### EXERCISE MATERIALS

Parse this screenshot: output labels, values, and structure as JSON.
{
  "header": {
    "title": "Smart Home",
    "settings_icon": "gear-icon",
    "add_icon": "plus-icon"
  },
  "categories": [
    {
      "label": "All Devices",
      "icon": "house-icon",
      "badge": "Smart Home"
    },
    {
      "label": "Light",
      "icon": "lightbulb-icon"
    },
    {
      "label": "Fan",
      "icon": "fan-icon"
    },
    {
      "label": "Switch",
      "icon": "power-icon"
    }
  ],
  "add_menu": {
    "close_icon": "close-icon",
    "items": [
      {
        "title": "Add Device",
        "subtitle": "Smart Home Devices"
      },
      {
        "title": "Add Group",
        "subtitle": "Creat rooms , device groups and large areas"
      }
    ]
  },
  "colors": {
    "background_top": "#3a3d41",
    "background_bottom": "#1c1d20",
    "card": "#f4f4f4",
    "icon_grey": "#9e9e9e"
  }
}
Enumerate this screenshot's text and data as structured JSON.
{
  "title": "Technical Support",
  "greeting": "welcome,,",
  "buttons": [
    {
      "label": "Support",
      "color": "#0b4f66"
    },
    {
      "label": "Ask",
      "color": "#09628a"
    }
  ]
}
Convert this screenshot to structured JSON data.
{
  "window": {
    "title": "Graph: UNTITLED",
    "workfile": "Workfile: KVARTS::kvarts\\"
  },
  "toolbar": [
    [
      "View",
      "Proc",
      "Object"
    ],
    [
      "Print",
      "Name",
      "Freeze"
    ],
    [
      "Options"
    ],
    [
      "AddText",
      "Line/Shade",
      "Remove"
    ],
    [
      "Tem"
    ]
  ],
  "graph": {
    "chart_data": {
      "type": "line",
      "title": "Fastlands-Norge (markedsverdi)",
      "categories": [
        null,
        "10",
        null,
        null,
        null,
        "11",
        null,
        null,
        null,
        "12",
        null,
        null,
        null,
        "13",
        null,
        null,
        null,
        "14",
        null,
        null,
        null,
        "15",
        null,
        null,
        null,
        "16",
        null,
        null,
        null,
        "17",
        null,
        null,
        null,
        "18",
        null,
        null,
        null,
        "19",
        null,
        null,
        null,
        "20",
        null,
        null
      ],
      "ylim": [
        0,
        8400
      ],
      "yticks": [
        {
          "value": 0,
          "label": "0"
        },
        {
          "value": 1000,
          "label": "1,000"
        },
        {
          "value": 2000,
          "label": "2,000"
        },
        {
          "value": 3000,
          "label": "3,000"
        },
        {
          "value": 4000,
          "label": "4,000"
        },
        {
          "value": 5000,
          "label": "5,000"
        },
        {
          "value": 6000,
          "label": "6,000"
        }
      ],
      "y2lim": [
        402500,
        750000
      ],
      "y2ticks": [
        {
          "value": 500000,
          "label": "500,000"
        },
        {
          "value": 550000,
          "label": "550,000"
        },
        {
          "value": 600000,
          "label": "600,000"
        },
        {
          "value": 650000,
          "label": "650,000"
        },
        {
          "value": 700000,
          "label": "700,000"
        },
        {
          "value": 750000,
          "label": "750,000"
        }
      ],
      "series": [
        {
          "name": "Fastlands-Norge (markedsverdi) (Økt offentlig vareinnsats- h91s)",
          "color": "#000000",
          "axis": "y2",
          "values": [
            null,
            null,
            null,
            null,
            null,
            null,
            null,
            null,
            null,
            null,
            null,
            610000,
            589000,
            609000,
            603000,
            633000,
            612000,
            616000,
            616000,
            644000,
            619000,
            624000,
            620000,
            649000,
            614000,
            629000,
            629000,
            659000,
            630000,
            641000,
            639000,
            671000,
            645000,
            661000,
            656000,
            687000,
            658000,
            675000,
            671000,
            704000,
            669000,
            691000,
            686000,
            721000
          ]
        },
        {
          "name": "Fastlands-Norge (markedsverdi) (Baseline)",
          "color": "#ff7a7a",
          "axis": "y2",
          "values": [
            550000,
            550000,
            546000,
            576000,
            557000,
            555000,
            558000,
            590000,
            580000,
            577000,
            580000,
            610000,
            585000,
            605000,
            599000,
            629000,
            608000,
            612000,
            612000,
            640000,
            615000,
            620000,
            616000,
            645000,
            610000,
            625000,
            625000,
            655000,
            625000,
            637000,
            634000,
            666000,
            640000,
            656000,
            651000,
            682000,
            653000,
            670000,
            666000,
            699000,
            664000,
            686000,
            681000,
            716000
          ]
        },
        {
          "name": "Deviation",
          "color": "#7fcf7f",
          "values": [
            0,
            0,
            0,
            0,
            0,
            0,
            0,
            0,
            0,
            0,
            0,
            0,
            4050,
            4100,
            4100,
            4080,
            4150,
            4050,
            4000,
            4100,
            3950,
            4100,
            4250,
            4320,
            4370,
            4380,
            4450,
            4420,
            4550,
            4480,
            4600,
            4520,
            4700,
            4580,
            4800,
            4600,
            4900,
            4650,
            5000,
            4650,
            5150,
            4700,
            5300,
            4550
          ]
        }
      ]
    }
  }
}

######

• TASK DIRECTIONS
The entries above must be returned in full, exactly as shown.

• RESULT FOR THIS EXERCISE
Parse this screenshot: output labels, values, and structure as JSON.
{
  "header": {
    "title": "Smart Home",
    "settings_icon": "gear-icon",
    "add_icon": "plus-icon"
  },
  "categories": [
    {
      "label": "All Devices",
      "icon": "house-icon",
      "badge": "Smart Home"
    },
    {
      "label": "Light",
      "icon": "lightbulb-icon"
    },
    {
      "label": "Fan",
      "icon": "fan-icon"
    },
    {
      "label": "Switch",
      "icon": "power-icon"
    }
  ],
  "add_menu": {
    "close_icon": "close-icon",
    "items": [
      {
        "title": "Add Device",
        "subtitle": "Smart Home Devices"
      },
      {
        "title": "Add Group",
        "subtitle": "Creat rooms , device groups and large areas"
      }
    ]
  },
  "colors": {
    "background_top": "#3a3d41",
    "background_bottom": "#1c1d20",
    "card": "#f4f4f4",
    "icon_grey": "#9e9e9e"
  }
}
Enumerate this screenshot's text and data as structured JSON.
{
  "title": "Technical Support",
  "greeting": "welcome,,",
  "buttons": [
    {
      "label": "Support",
      "color": "#0b4f66"
    },
    {
      "label": "Ask",
      "color": "#09628a"
    }
  ]
}
Convert this screenshot to structured JSON data.
{
  "window": {
    "title": "Graph: UNTITLED",
    "workfile": "Workfile: KVARTS::kvarts\\"
  },
  "toolbar": [
    [
      "View",
      "Proc",
      "Object"
    ],
    [
      "Print",
      "Name",
      "Freeze"
    ],
    [
      "Options"
    ],
    [
      "AddText",
      "Line/Shade",
      "Remove"
    ],
    [
      "Tem"
    ]
  ],
  "graph": {
    "chart_data": {
      "type": "line",
      "title": "Fastlands-Norge (markedsverdi)",
      "categories": [
        null,
        "10",
        null,
        null,
        null,
        "11",
        null,
        null,
        null,
        "12",
        null,
        null,
        null,
        "13",
        null,
        null,
        null,
        "14",
        null,
        null,
        null,
        "15",
        null,
        null,
        null,
        "16",
        null,
        null,
        null,
        "17",
        null,
        null,
        null,
        "18",
        null,
        null,
        null,
        "19",
        null,
        null,
        null,
        "20",
        null,
        null
      ],
      "ylim": [
        0,
        8400
      ],
      "yticks": [
        {
          "value": 0,
          "label": "0"
        },
        {
          "value": 1000,
          "label": "1,000"
        },
        {
          "value": 2000,
          "label": "2,000"
        },
        {
          "value": 3000,
          "label": "3,000"
        },
        {
          "value": 4000,
          "label": "4,000"
        },
        {
          "value": 5000,
          "label": "5,000"
        },
        {
          "value": 6000,
          "label": "6,000"
        }
      ],
      "y2lim": [
        402500,
        750000
      ],
      "y2ticks": [
        {
          "value": 500000,
          "label": "500,000"
        },
        {
          "value": 550000,
          "label": "550,000"
        },
        {
          "value": 600000,
          "label": "600,000"
        },
        {
          "value": 650000,
          "label": "650,000"
        },
        {
          "value": 700000,
          "label": "700,000"
        },
        {
          "value": 750000,
          "label": "750,000"
        }
      ],
      "series": [
        {
          "name": "Fastlands-Norge (markedsverdi) (Økt offentlig vareinnsats- h91s)",
          "color": "#000000",
          "axis": "y2",
          "values": [
            null,
            null,
            null,
            null,
            null,
            null,
            null,
            null,
            null,
            null,
            null,
            610000,
            589000,
            609000,
            603000,
            633000,
            612000,
            616000,
            616000,
            644000,
            619000,
            624000,
            620000,
            649000,
            614000,
            629000,
            629000,
            659000,
            630000,
            641000,
            639000,
            671000,
            645000,
            661000,
            656000,
            687000,
            658000,
            675000,
            671000,
            704000,
            669000,
            691000,
            686000,
            721000
          ]
        },
        {
          "name": "Fastlands-Norge (markedsverdi) (Baseline)",
          "color": "#ff7a7a",
          "axis": "y2",
          "values": [
            550000,
            550000,
            546000,
            576000,
            557000,
            555000,
            558000,
            590000,
            580000,
            577000,
            580000,
            610000,
            585000,
            605000,
            599000,
            629000,
            608000,
            612000,
            612000,
            640000,
            615000,
            620000,
            616000,
            645000,
            610000,
            625000,
            625000,
            655000,
            625000,
            637000,
            634000,
            666000,
            640000,
            656000,
            651000,
            682000,
            653000,
            670000,
            666000,
            699000,
            664000,
            686000,
            681000,
            716000
          ]
        },
        {
          "name": "Deviation",
          "color": "#7fcf7f",
          "values": [
            0,
            0,
            0,
            0,
            0,
            0,
            0,
            0,
            0,
            0,
            0,
            0,
            4050,
            4100,
            4100,
            4080,
            4150,
            4050,
            4000,
            4100,
            3950,
            4100,
            4250,
            4320,
            4370,
            4380,
            4450,
            4420,
            4550,
            4480,
            4600,
            4520,
            4700,
            4580,
            4800,
            4600,
            4900,
            4650,
            5000,
            4650,
            5150,
            4700,
            5300,
            4550
          ]
        }
      ]
    }
  }
}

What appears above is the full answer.